=== Work required ===
What is needed is every line of the data that includes the word "Betriebswirtschaftslehre". Please copy each one.

┌─ Entries provided

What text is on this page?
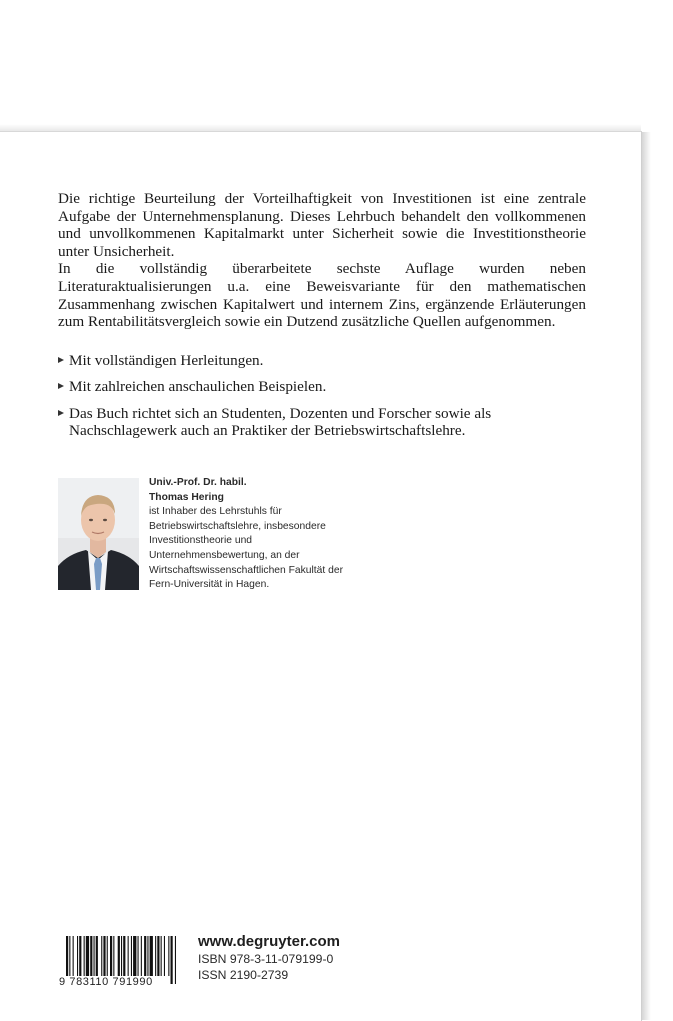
Die richtige Beurteilung der Vorteilhaftigkeit von Investitionen ist eine zentrale Aufgabe der Unternehmensplanung. Dieses Lehrbuch behandelt den vollkommenen und unvollkommenen Kapitalmarkt unter Sicherheit sowie die Investitionstheorie unter Unsicherheit.

In die vollständig überarbeitete sechste Auflage wurden neben Literaturaktualisierungen u.a. eine Beweisvariante für den mathematischen Zusammenhang zwischen Kapitalwert und internem Zins, ergänzende Erläuterungen zum Rentabilitätsvergleich sowie ein Dutzend zusätzliche Quellen aufgenommen.

Mit vollständigen Herleitungen.
Mit zahlreichen anschaulichen Beispielen.
Das Buch richtet sich an Studenten, Dozenten und Forscher sowie als Nachschlagewerk auch an Praktiker der Betriebswirtschaftslehre.
Univ.-Prof. Dr. habil.
Thomas Hering
ist Inhaber des Lehrstuhls für Betriebswirtschaftslehre, insbesondere Investitionstheorie und Unternehmensbewertung, an der Wirtschaftswissenschaftlichen Fakultät der Fern-Universität in Hagen.
9 783110 791990
www.degruyter.com
ISBN 978-3-11-079199-0
ISSN 2190-2739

└─

=== Response to the task ===
Das Buch richtet sich an Studenten, Dozenten und Forscher sowie als Nachschlagewerk auch an Praktiker der Betriebswirtschaftslehre.
ist Inhaber des Lehrstuhls für Betriebswirtschaftslehre, insbesondere Investitionstheorie und Unternehmensbewertung, an der Wirtschaftswissenschaftlichen Fakultät der Fern-Universität in Hagen.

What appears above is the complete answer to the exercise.